__REQUIRED WORK__: Collect each line holding the string "icon".

::::

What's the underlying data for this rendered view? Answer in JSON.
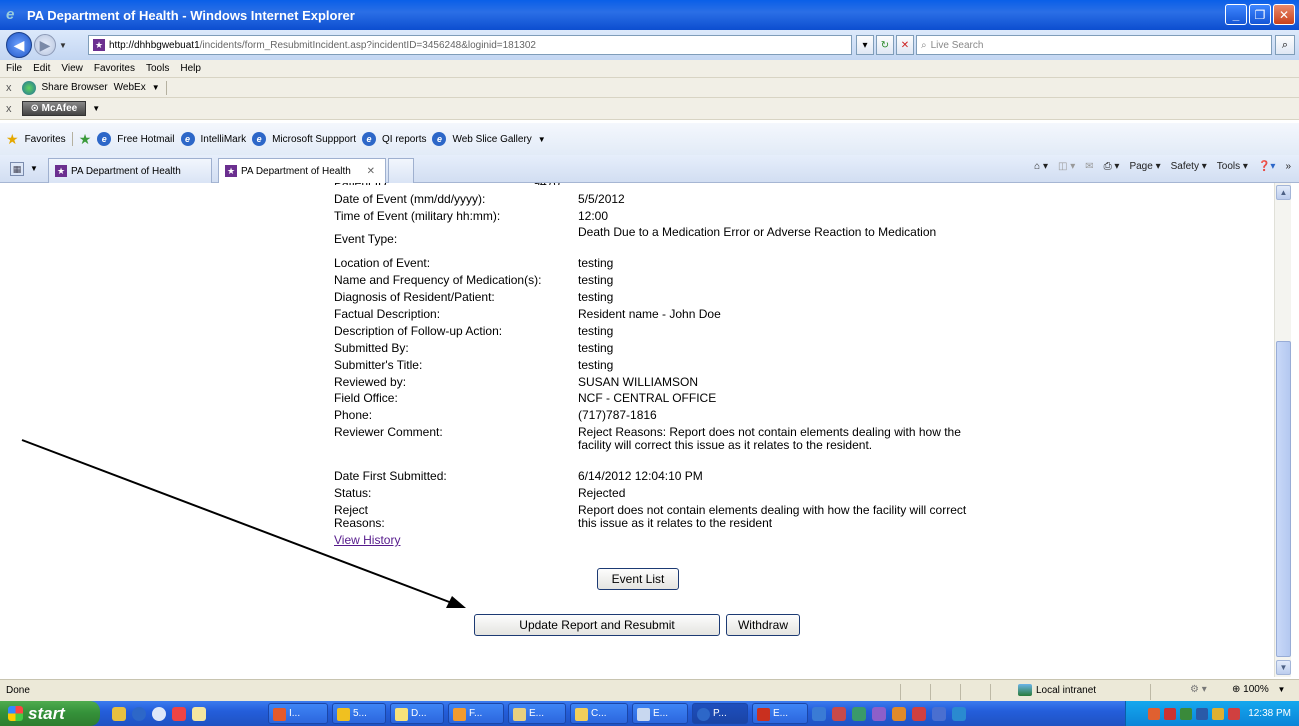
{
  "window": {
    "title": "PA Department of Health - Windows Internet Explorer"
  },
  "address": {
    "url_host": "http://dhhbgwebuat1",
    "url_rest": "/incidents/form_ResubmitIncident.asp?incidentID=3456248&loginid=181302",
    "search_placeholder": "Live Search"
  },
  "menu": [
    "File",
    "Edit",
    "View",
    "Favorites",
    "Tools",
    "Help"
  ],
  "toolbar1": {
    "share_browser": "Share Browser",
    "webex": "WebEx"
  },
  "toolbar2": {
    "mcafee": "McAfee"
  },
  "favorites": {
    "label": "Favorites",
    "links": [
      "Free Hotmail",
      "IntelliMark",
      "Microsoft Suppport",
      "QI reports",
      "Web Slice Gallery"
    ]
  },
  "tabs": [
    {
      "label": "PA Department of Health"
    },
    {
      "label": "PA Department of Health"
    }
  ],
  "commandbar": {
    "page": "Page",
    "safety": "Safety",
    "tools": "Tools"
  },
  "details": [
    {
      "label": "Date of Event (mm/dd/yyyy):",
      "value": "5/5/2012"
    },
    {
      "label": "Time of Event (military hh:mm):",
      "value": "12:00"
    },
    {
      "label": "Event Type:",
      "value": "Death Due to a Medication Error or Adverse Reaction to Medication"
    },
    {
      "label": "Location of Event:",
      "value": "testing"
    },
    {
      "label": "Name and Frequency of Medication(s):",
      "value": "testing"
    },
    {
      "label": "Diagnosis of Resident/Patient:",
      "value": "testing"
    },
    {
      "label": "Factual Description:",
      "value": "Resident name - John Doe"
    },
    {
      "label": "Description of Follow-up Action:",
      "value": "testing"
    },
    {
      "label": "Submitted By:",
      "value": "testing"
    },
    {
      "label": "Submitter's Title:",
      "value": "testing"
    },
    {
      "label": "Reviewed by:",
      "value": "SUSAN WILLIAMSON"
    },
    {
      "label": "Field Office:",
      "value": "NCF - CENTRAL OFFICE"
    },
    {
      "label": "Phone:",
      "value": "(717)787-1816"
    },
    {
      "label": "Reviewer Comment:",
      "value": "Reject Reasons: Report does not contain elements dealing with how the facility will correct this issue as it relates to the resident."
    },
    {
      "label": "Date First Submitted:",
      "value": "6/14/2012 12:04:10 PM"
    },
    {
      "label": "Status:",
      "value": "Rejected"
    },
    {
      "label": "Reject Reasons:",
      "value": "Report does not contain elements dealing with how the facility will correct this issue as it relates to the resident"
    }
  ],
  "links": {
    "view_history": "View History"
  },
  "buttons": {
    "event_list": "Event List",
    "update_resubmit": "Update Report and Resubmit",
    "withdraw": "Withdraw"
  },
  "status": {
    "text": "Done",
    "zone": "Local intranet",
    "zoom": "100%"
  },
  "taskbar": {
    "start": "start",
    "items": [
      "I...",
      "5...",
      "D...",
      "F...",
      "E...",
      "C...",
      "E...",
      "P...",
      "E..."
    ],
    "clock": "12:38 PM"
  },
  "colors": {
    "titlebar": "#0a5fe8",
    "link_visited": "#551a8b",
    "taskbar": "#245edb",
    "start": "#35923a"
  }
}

::::

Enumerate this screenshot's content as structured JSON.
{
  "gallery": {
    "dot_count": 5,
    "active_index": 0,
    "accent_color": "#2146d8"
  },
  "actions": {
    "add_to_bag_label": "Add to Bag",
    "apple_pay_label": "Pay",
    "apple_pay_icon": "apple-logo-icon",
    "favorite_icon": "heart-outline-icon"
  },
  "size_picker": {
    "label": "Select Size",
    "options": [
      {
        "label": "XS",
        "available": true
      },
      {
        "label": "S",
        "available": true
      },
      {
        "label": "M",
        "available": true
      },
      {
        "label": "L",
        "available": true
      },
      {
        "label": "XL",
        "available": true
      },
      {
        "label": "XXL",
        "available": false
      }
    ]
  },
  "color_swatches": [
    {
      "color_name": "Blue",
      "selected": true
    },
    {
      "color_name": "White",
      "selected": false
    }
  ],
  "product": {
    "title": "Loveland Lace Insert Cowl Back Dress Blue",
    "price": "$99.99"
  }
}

::::

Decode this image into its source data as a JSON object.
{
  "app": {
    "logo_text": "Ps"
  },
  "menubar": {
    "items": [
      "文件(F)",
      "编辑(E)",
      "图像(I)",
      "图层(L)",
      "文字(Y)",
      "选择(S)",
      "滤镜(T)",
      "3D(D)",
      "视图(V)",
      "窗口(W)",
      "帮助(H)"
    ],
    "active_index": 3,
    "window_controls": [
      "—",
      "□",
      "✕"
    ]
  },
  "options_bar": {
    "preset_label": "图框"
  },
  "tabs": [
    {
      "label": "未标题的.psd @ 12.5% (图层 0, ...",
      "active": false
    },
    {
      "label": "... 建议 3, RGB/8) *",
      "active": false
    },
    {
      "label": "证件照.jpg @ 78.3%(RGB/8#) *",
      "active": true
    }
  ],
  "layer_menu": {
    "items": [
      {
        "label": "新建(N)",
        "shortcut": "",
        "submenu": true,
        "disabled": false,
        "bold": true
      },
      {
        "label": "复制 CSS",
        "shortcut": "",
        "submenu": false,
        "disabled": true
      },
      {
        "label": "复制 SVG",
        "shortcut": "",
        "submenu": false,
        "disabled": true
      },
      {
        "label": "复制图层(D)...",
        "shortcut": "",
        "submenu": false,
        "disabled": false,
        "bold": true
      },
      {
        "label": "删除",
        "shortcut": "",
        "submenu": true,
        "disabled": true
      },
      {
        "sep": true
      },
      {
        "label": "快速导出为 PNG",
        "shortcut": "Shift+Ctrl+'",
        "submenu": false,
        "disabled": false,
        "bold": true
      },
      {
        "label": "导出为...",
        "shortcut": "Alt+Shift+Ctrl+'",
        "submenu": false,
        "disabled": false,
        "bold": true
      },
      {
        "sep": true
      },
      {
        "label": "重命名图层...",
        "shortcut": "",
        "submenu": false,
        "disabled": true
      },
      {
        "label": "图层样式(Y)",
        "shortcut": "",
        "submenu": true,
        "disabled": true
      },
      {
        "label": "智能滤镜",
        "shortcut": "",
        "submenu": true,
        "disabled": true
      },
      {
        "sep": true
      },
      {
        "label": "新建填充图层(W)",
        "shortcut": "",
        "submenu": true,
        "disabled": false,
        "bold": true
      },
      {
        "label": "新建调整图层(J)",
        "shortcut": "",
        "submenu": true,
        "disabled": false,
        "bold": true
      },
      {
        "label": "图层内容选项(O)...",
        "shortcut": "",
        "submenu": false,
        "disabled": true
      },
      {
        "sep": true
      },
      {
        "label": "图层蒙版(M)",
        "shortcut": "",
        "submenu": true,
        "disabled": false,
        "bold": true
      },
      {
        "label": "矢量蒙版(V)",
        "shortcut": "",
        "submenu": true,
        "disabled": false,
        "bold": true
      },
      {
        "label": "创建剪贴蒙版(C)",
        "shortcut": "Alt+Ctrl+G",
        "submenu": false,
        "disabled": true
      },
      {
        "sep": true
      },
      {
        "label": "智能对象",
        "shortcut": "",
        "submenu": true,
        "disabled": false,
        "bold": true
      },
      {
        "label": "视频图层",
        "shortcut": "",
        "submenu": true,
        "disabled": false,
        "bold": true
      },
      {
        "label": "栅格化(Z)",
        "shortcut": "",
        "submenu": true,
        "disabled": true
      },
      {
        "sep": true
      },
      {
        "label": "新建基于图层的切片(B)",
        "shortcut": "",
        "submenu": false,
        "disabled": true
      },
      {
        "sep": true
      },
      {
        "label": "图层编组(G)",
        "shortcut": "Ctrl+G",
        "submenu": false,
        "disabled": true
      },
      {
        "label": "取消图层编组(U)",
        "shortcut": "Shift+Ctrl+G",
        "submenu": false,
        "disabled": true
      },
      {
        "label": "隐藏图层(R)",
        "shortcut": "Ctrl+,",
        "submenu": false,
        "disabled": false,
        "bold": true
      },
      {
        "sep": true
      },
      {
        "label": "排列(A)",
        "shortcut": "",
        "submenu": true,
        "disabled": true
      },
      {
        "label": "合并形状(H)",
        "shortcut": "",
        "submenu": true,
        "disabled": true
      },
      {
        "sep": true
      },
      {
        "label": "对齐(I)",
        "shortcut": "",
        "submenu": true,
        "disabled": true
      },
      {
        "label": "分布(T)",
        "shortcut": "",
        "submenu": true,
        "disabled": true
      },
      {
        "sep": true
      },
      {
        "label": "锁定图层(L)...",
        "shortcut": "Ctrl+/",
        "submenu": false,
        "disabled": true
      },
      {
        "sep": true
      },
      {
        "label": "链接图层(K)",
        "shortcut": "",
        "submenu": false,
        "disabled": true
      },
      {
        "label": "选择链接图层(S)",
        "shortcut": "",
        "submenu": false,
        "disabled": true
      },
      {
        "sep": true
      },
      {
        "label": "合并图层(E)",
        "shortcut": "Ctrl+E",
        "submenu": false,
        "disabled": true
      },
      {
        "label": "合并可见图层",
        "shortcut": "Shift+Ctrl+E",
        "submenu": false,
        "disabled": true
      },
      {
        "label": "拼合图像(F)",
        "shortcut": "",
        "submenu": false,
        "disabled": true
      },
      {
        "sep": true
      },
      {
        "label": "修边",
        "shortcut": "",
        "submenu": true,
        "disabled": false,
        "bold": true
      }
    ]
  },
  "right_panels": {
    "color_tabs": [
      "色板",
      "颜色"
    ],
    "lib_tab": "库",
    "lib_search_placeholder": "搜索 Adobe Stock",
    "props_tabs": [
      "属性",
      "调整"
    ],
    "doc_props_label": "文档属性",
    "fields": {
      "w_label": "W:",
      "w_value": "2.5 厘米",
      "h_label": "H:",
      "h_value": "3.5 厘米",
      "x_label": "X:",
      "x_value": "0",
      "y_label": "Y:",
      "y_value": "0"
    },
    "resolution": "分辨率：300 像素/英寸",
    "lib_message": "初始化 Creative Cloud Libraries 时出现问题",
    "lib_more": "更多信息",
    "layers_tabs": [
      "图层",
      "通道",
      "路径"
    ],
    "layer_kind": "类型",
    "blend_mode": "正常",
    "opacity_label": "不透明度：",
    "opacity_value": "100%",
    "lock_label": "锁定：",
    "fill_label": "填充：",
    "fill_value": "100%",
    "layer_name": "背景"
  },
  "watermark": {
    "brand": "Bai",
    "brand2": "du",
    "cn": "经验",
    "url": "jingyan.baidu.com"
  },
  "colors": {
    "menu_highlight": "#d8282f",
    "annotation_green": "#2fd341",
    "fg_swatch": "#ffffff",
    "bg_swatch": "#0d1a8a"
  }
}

::::

__RIGHT ANSWER__:
    "apple_pay_icon": "apple-logo-icon",
    "favorite_icon": "heart-outline-icon"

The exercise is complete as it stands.